PROBLEM DESCRIPTION
Select lines where the word "title" appears.

START

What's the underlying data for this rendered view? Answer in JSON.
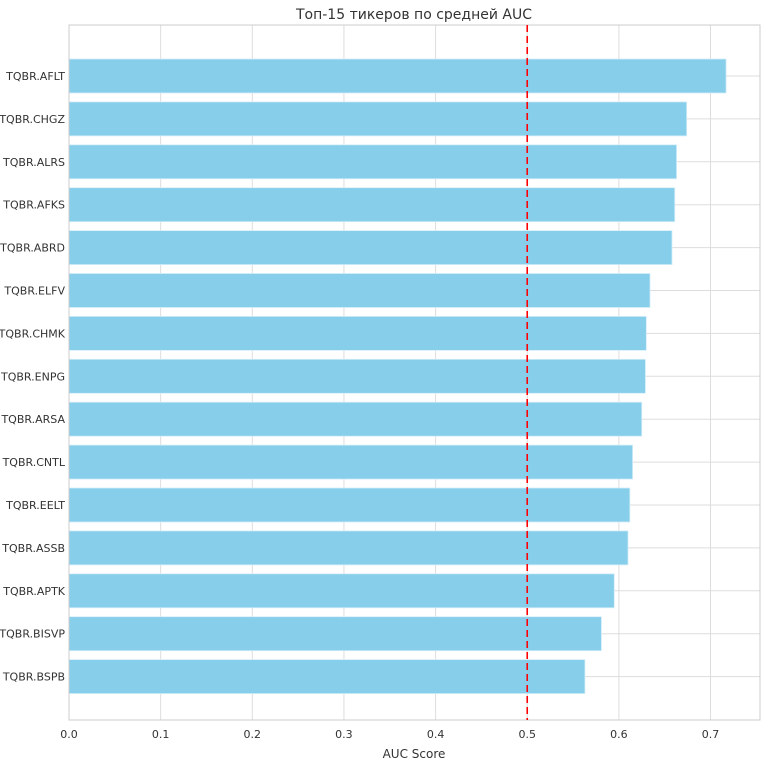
{
  "chart_data": {
    "type": "bar",
    "orientation": "horizontal",
    "title": "Топ-15 тикеров по средней AUC",
    "xlabel": "AUC Score",
    "ylabel": "",
    "xlim": [
      0,
      0.754
    ],
    "xticks": [
      "0.0",
      "0.1",
      "0.2",
      "0.3",
      "0.4",
      "0.5",
      "0.6",
      "0.7"
    ],
    "grid": true,
    "bar_color": "#87CEEB",
    "categories": [
      "TQBR.AFLT",
      "TQBR.CHGZ",
      "TQBR.ALRS",
      "TQBR.AFKS",
      "TQBR.ABRD",
      "TQBR.ELFV",
      "TQBR.CHMK",
      "TQBR.ENPG",
      "TQBR.ARSA",
      "TQBR.CNTL",
      "TQBR.EELT",
      "TQBR.ASSB",
      "TQBR.APTK",
      "TQBR.BISVP",
      "TQBR.BSPB"
    ],
    "values": [
      0.717,
      0.674,
      0.663,
      0.661,
      0.658,
      0.634,
      0.63,
      0.629,
      0.625,
      0.615,
      0.612,
      0.61,
      0.595,
      0.581,
      0.563
    ],
    "reference_line": {
      "x": 0.5,
      "color": "#FF0000",
      "style": "dashed"
    }
  }
}
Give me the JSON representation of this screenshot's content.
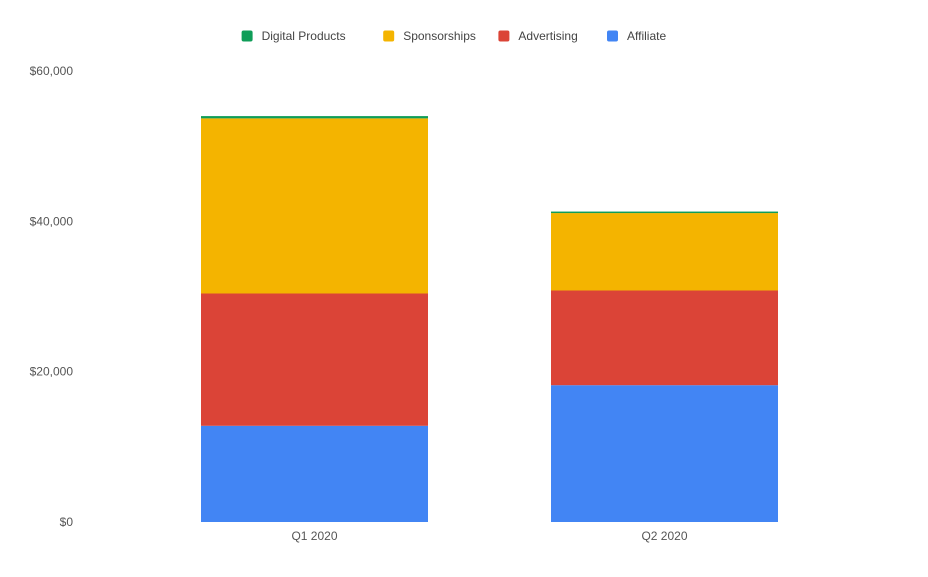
{
  "chart_data": {
    "type": "bar",
    "stacked": true,
    "categories": [
      "Q1 2020",
      "Q2 2020"
    ],
    "series": [
      {
        "name": "Affiliate",
        "color": "#4285F4",
        "values": [
          12800,
          18200
        ]
      },
      {
        "name": "Advertising",
        "color": "#DB4437",
        "values": [
          17600,
          12600
        ]
      },
      {
        "name": "Sponsorships",
        "color": "#F4B400",
        "values": [
          23300,
          10300
        ]
      },
      {
        "name": "Digital Products",
        "color": "#0F9D58",
        "values": [
          300,
          200
        ]
      }
    ],
    "legend_order": [
      "Digital Products",
      "Sponsorships",
      "Advertising",
      "Affiliate"
    ],
    "legend_position": "top",
    "ylim": [
      0,
      60000
    ],
    "yticks": [
      0,
      20000,
      40000,
      60000
    ],
    "ytick_labels": [
      "$0",
      "$20,000",
      "$40,000",
      "$60,000"
    ],
    "grid": false,
    "title": "",
    "xlabel": "",
    "ylabel": ""
  }
}
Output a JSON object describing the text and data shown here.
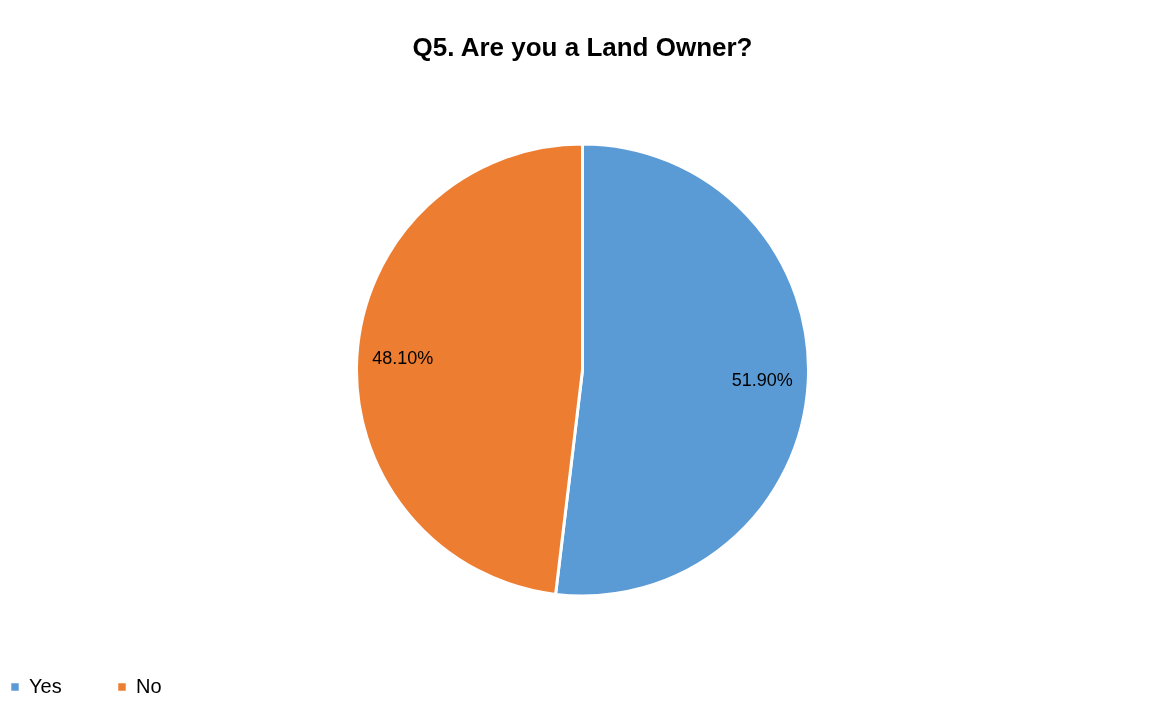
{
  "chart_data": {
    "type": "pie",
    "title": "Q5. Are you a Land Owner?",
    "categories": [
      "Yes",
      "No"
    ],
    "values": [
      51.9,
      48.1
    ],
    "colors": [
      "#5b9bd5",
      "#ed7d31"
    ],
    "value_labels": [
      "51.90%",
      "48.10%"
    ],
    "legend": "bottom"
  }
}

END

ANSWER TO THIS PROBLEM
    "title": "Топ-15 тикеров по средней AUC",
    "title": "",
    "title": "Q5. Are you a Land Owner?",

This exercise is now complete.